### Problem requirements
Determine the number of lines holding the word "title"; answer with that number only.
── Input ──
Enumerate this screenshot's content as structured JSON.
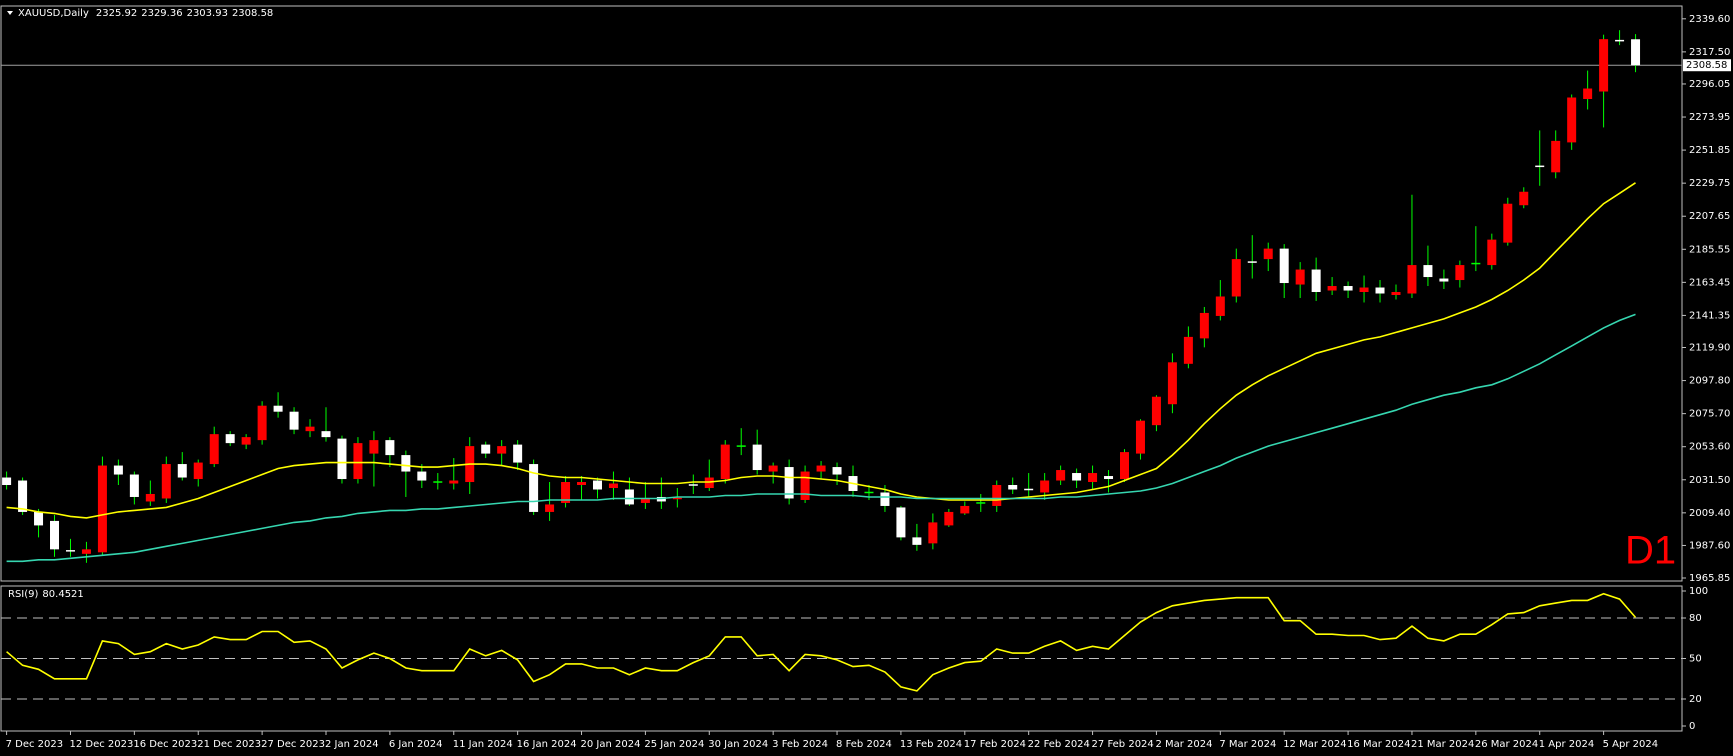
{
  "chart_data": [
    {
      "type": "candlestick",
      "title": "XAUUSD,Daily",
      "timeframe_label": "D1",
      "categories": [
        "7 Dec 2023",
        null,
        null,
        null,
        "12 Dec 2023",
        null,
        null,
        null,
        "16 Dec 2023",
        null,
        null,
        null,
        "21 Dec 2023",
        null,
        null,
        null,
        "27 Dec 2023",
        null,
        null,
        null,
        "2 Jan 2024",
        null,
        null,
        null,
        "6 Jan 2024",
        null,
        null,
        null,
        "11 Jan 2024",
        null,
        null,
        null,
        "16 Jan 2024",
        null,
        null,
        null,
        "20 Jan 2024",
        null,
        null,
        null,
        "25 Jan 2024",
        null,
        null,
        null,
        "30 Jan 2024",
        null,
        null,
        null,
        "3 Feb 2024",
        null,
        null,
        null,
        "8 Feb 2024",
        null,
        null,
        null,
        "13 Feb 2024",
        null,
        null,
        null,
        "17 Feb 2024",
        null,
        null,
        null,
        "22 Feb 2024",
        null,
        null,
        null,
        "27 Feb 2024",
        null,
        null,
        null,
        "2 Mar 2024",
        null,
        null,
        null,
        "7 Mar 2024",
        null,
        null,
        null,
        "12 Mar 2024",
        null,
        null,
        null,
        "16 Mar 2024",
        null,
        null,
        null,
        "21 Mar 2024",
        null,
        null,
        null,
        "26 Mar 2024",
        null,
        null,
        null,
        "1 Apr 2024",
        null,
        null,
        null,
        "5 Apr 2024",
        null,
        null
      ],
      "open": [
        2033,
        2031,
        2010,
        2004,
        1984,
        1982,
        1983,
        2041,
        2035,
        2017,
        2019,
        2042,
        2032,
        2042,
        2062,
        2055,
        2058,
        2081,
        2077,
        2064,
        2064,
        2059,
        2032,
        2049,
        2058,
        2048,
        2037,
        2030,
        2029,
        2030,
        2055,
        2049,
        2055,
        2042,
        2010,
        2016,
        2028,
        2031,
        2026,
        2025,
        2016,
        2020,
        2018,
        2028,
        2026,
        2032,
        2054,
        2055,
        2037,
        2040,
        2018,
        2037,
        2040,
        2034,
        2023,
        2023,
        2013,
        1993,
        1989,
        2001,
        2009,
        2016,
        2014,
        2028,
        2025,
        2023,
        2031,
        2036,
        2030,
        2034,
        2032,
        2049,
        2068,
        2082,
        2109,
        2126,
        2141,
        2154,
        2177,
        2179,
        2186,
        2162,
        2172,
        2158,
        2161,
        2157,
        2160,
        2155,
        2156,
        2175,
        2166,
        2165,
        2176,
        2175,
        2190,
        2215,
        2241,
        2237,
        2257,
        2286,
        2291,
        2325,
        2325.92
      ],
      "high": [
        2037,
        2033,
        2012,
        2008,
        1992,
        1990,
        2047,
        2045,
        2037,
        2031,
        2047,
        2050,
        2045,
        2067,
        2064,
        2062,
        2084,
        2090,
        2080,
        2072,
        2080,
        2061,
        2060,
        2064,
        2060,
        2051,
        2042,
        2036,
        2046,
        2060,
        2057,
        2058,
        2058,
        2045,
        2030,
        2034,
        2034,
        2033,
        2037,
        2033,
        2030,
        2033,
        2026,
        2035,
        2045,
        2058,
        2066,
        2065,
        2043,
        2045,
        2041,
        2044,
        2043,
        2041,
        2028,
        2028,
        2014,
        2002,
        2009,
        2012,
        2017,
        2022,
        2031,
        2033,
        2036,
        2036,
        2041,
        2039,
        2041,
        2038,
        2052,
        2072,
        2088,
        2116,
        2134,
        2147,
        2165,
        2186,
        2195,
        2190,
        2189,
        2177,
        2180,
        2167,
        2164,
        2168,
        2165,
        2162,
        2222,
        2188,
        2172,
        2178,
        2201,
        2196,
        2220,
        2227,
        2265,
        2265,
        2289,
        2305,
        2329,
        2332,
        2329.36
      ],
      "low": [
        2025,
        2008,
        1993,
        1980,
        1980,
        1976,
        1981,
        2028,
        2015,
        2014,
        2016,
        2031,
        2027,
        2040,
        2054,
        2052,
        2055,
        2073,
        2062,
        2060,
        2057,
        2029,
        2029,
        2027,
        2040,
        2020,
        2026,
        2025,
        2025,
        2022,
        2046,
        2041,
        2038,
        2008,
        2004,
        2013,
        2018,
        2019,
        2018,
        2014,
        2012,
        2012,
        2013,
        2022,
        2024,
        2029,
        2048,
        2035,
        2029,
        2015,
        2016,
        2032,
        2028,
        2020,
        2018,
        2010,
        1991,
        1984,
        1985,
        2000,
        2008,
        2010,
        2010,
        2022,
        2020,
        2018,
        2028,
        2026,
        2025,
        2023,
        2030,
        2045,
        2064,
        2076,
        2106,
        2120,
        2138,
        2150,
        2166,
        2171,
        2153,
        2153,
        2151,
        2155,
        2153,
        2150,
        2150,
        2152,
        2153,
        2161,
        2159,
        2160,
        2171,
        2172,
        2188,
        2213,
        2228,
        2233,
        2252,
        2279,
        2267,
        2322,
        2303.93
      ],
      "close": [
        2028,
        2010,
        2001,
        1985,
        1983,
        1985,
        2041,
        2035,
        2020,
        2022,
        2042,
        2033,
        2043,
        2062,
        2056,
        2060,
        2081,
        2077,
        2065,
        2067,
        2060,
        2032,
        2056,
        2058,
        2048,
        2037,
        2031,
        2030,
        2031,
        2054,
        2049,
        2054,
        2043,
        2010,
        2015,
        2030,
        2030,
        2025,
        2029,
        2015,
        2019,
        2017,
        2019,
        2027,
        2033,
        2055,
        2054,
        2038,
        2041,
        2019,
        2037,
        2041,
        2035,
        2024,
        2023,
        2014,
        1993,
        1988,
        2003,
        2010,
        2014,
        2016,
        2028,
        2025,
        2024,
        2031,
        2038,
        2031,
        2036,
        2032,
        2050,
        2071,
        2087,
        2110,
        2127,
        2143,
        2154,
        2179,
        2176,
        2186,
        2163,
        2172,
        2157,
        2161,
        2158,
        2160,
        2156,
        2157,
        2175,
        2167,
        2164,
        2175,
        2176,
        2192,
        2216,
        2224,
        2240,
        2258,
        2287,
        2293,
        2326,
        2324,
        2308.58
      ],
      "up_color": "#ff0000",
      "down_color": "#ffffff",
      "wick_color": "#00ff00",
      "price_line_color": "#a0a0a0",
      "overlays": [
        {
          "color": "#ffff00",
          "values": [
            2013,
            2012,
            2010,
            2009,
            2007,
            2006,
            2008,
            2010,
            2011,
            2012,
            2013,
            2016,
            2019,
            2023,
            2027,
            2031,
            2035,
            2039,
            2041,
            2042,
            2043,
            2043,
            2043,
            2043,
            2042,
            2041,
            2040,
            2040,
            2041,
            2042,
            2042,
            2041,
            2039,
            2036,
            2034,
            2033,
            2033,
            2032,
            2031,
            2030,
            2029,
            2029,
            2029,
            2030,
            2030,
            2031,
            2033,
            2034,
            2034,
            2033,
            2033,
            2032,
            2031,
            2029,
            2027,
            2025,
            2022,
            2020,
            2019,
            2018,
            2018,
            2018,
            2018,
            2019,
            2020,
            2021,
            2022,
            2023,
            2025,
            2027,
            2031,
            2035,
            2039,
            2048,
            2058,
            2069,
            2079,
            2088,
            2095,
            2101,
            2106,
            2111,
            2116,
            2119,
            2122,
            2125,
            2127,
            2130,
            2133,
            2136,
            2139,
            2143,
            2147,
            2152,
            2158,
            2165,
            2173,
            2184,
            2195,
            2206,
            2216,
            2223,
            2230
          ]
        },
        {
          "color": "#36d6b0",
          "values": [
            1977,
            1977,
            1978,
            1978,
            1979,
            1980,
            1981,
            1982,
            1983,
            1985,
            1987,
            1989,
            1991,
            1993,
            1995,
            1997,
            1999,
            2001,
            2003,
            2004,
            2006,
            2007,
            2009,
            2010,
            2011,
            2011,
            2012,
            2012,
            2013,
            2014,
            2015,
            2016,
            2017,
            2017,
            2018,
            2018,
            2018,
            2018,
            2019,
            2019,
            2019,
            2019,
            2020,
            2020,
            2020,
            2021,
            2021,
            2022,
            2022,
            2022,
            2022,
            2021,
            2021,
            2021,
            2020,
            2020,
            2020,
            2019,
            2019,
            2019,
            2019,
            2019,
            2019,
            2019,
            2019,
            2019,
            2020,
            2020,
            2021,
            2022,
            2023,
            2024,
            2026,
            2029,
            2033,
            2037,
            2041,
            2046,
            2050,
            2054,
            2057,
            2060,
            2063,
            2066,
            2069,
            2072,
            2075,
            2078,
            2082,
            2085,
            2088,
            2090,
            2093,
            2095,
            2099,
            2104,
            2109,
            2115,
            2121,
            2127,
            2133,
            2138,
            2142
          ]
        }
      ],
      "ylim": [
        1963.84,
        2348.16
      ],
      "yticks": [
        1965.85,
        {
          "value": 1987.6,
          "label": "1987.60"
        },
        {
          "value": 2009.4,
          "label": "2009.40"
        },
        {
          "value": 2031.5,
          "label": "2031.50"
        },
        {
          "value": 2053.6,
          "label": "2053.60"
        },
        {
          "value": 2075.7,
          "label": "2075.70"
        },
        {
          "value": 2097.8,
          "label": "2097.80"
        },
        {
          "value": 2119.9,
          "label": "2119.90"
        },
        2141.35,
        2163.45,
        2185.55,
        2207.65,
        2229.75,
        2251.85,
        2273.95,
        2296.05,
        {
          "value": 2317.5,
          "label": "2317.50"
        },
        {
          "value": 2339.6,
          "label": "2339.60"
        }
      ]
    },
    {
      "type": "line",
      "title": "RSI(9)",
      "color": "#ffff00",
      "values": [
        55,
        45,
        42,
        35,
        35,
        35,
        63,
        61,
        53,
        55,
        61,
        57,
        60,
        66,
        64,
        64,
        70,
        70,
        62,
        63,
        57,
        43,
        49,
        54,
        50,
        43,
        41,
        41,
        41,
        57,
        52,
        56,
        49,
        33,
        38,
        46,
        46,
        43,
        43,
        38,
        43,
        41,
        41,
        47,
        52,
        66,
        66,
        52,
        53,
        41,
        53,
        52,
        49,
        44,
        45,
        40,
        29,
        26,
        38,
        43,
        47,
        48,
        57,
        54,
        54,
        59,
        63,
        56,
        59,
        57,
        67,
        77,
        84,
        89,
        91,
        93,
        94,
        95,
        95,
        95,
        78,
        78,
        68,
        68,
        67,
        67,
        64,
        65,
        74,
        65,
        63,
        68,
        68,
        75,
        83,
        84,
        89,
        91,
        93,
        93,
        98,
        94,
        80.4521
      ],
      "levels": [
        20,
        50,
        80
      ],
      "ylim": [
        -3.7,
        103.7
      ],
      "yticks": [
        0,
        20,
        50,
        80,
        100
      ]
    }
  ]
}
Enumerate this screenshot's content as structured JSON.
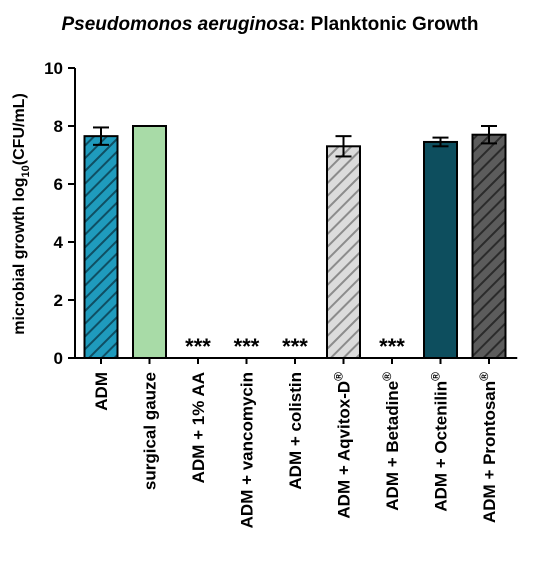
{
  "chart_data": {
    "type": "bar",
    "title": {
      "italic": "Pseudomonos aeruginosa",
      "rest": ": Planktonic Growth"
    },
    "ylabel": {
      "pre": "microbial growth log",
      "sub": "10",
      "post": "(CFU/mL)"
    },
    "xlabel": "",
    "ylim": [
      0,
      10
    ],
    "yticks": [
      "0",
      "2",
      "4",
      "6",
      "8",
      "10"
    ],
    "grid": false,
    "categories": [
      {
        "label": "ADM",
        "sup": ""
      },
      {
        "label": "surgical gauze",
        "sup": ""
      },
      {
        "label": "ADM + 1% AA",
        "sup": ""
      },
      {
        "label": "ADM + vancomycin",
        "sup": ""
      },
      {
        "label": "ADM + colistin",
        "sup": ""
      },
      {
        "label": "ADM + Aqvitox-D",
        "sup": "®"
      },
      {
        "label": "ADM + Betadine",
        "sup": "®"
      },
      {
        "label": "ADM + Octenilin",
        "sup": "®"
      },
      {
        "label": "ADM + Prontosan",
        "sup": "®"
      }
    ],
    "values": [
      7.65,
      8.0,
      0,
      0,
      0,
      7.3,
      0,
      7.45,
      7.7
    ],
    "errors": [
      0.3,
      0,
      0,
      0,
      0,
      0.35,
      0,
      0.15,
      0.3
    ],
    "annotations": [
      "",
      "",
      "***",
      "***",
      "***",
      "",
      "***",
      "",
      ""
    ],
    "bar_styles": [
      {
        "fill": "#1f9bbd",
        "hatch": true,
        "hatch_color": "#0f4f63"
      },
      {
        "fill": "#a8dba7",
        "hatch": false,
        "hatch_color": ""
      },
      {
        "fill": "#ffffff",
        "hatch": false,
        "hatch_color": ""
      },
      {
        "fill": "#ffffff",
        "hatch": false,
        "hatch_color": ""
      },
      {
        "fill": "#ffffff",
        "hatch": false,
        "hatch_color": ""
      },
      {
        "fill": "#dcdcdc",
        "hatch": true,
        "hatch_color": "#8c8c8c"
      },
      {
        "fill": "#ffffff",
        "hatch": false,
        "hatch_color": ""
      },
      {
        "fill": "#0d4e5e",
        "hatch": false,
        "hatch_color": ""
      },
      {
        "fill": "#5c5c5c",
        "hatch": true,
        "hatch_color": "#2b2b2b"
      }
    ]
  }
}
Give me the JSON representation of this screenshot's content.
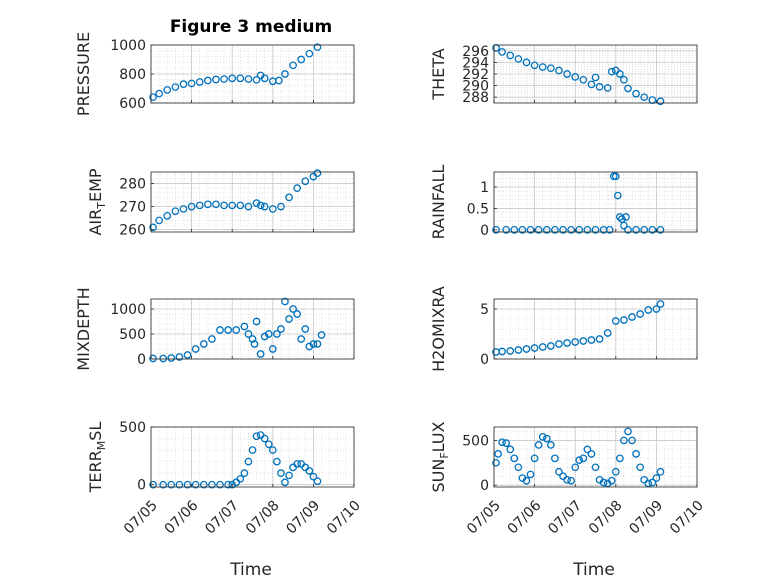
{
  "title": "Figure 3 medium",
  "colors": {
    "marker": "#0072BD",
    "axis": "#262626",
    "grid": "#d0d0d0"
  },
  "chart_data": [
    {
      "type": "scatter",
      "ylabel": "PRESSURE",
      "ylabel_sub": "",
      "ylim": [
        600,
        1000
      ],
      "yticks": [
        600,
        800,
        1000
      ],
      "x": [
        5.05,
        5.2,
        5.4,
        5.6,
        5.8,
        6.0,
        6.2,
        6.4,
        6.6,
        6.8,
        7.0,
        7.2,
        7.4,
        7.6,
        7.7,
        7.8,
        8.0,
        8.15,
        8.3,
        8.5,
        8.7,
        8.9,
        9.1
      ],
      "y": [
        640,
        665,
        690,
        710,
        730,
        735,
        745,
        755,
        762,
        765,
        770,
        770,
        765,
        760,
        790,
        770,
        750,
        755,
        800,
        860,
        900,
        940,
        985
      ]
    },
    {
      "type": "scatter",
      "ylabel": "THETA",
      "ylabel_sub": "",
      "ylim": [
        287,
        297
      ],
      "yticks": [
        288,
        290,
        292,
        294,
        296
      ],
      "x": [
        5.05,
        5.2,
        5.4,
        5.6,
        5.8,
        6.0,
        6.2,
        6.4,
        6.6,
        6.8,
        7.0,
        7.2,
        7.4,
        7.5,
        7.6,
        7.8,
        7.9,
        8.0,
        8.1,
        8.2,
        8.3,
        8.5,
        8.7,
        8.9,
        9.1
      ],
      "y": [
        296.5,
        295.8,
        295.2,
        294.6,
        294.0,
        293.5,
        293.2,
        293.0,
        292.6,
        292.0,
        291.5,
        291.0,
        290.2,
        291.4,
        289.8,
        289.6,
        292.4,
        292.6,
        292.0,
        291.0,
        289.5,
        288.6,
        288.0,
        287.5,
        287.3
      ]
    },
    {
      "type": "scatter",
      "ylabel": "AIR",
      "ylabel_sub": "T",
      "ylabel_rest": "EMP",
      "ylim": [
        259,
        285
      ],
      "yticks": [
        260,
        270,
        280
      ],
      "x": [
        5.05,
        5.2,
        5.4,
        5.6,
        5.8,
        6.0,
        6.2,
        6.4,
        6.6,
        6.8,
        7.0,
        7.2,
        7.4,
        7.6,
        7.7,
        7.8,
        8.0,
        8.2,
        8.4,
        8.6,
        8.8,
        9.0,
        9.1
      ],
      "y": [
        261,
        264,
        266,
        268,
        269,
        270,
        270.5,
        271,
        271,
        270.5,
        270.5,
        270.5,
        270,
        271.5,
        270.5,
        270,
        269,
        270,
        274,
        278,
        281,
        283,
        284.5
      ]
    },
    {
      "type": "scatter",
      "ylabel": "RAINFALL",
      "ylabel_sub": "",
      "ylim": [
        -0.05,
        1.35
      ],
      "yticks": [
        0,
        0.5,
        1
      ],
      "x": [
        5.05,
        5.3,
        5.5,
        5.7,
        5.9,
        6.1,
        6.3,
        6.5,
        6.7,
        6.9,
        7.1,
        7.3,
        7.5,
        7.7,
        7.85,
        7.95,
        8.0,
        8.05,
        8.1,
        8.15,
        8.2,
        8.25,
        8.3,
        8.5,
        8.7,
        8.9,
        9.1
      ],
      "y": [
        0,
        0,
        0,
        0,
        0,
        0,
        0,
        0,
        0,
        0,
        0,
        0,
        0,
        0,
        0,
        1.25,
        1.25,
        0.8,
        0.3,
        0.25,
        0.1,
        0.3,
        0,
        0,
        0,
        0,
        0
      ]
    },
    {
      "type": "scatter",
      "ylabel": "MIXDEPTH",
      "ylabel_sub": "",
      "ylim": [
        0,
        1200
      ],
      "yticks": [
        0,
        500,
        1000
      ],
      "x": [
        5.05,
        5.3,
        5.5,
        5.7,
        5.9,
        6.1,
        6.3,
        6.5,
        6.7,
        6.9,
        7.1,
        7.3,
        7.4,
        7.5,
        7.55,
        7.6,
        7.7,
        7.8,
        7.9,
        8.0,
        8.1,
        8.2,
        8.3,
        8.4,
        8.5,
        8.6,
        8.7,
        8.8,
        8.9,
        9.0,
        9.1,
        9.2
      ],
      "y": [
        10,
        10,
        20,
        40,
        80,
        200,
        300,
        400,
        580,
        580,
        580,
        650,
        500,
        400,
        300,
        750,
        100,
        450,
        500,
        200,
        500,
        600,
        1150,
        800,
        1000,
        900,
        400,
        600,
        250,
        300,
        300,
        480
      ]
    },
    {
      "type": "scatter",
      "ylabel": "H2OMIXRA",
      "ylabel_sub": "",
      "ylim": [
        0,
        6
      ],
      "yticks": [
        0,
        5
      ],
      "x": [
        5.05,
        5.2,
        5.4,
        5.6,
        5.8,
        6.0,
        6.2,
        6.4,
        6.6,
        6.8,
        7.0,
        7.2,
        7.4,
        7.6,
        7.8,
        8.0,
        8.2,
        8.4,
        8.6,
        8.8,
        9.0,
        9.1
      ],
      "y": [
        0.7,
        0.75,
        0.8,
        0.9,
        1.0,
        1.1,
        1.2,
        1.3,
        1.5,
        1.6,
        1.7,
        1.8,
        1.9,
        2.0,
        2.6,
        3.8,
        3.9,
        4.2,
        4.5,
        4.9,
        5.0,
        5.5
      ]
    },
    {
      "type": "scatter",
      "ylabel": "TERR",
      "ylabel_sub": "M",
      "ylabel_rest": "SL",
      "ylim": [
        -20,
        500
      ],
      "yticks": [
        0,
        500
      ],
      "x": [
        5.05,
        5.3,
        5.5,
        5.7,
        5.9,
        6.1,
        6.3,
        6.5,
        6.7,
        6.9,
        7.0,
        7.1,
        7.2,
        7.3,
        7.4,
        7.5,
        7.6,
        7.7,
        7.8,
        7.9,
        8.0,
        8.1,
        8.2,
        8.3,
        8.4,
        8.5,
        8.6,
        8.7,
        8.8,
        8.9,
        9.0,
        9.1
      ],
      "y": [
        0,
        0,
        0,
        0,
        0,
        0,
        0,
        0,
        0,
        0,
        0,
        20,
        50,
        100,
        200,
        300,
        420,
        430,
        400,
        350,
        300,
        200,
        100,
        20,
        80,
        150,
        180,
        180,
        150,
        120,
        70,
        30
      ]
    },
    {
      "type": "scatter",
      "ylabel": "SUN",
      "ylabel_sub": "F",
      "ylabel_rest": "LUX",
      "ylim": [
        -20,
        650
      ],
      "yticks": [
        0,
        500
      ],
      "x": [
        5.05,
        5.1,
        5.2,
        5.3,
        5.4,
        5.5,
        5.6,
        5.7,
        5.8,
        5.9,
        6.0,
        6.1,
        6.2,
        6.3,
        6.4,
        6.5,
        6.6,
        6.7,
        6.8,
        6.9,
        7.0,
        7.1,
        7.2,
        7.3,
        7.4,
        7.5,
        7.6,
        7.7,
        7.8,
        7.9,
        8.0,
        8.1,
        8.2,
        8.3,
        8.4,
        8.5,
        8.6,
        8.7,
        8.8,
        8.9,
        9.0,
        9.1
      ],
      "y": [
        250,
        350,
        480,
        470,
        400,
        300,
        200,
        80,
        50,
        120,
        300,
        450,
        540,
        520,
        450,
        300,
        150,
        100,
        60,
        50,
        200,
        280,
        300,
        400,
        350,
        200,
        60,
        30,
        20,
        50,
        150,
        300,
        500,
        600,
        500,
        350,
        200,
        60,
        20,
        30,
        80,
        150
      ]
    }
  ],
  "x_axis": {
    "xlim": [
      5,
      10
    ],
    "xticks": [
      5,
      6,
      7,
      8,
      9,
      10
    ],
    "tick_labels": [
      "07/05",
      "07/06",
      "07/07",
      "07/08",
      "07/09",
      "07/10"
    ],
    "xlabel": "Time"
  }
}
───
### Task solution
4